(PROBLEM DESCRIPTION)
Look for "الله" in each line of the entries, and return the matching lines.

(INPUT)

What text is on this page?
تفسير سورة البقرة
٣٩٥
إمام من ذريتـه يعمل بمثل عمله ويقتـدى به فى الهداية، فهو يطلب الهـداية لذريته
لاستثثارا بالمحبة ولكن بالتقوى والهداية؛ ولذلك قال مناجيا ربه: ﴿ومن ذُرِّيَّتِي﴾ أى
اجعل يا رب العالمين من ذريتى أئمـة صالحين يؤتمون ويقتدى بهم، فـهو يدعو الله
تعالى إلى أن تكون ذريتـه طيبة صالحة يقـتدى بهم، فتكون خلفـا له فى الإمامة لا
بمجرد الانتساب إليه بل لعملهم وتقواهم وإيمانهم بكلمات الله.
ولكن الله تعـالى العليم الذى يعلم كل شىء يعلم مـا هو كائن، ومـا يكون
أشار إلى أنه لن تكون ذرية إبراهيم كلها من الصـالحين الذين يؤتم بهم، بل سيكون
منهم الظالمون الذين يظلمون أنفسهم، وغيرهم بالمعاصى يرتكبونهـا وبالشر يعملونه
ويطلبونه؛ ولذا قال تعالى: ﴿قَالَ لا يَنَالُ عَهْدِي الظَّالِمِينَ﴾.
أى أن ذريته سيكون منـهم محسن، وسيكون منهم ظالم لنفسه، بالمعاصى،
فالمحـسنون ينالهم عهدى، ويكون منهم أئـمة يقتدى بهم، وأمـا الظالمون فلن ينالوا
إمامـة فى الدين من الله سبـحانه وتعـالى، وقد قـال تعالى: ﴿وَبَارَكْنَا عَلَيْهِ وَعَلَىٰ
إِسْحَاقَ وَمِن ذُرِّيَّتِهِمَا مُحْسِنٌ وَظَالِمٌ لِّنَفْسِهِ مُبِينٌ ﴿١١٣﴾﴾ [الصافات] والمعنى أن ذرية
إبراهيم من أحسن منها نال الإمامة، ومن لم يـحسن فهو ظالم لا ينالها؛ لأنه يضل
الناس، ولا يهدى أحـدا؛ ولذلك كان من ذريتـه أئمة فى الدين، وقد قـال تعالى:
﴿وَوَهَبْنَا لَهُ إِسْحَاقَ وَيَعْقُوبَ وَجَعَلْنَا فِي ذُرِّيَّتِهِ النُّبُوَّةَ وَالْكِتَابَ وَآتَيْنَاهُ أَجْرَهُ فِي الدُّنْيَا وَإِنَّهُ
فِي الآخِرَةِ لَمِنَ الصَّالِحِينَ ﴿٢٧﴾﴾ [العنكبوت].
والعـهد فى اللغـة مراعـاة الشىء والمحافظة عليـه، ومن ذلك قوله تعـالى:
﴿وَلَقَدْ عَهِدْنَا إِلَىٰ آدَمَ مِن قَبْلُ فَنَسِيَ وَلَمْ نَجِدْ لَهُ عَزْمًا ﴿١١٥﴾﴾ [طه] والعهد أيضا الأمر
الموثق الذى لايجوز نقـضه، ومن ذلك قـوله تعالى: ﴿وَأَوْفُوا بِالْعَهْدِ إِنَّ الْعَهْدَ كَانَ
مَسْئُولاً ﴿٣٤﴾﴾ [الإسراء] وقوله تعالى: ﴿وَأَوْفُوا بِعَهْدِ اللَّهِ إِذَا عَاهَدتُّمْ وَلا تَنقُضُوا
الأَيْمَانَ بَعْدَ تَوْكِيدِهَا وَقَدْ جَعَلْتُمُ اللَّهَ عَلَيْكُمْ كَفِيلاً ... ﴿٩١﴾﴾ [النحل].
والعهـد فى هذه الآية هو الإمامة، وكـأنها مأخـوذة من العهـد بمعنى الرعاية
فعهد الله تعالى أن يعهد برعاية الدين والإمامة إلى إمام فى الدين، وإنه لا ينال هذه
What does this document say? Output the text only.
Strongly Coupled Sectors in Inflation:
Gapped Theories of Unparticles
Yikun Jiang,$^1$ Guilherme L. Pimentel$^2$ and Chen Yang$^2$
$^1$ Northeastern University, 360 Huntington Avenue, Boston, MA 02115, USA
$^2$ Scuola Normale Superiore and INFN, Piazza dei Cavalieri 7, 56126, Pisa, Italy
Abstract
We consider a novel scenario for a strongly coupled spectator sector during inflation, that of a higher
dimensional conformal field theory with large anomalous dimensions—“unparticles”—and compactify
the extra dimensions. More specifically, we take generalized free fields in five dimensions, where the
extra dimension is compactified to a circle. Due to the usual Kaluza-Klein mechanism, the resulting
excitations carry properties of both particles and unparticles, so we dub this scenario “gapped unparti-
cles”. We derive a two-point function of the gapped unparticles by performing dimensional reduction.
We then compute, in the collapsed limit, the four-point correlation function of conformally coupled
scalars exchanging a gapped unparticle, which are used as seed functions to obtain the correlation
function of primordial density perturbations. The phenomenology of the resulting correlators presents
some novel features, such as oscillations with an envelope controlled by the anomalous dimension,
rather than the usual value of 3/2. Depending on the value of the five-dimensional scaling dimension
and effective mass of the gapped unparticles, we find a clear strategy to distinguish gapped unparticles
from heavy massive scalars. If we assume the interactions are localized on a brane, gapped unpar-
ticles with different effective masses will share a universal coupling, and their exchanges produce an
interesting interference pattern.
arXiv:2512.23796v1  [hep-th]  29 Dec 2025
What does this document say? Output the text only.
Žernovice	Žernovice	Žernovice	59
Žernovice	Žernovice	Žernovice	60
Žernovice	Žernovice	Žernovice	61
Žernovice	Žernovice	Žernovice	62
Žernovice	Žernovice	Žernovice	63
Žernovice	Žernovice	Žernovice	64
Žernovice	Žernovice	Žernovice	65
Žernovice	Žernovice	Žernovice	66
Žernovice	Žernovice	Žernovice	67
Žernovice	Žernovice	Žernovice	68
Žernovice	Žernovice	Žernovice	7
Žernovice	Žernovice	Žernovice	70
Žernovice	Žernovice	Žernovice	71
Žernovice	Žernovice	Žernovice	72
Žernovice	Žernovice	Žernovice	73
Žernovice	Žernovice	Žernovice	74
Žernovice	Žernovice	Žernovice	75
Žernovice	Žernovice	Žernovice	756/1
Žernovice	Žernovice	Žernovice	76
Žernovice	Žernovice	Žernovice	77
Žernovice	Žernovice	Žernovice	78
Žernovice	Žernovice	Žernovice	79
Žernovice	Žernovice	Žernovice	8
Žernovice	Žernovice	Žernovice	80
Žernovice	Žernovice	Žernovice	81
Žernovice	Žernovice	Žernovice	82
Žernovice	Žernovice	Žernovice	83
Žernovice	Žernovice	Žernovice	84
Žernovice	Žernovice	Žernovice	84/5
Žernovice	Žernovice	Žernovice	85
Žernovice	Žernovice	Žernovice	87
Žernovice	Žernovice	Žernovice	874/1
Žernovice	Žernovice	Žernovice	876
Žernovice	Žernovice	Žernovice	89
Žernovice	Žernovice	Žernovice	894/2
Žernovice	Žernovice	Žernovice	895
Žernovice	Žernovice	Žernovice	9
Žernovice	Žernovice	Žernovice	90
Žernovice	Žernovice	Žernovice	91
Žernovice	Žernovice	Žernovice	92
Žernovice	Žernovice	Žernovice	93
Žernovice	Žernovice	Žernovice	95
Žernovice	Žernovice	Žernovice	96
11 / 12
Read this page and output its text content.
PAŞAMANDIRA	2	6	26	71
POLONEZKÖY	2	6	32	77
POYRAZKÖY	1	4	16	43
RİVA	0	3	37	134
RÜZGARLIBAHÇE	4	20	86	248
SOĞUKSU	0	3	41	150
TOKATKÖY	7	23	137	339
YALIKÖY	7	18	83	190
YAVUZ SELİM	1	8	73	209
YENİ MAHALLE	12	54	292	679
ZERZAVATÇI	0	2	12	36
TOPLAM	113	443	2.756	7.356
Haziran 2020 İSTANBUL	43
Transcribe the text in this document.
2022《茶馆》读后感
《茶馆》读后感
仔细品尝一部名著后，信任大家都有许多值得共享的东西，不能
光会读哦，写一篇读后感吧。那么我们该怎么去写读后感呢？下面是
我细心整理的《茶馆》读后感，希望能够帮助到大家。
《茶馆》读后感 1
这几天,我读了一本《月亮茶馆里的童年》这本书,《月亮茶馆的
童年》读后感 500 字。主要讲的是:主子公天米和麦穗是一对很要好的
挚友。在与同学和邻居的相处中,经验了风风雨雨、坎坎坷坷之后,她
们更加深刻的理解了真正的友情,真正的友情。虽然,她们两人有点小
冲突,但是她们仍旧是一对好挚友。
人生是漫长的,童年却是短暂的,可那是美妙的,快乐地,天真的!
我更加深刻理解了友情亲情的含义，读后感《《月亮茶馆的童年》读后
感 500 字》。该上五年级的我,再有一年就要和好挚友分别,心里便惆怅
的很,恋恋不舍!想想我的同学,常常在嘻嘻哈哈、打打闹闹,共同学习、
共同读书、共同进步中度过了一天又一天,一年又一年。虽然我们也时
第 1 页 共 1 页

(RESPONSE)
اجعل يا رب العالمين من ذريتى أئمـة صالحين يؤتمون ويقتدى بهم، فـهو يدعو الله
بمجرد الانتساب إليه بل لعملهم وتقواهم وإيمانهم بكلمات الله.
ولكن الله تعـالى العليم الذى يعلم كل شىء يعلم مـا هو كائن، ومـا يكون
إمامـة فى الدين من الله سبـحانه وتعـالى، وقد قـال تعالى: ﴿وَبَارَكْنَا عَلَيْهِ وَعَلَىٰ
فعهد الله تعالى أن يعهد برعاية الدين والإمامة إلى إمام فى الدين، وإنه لا ينال هذه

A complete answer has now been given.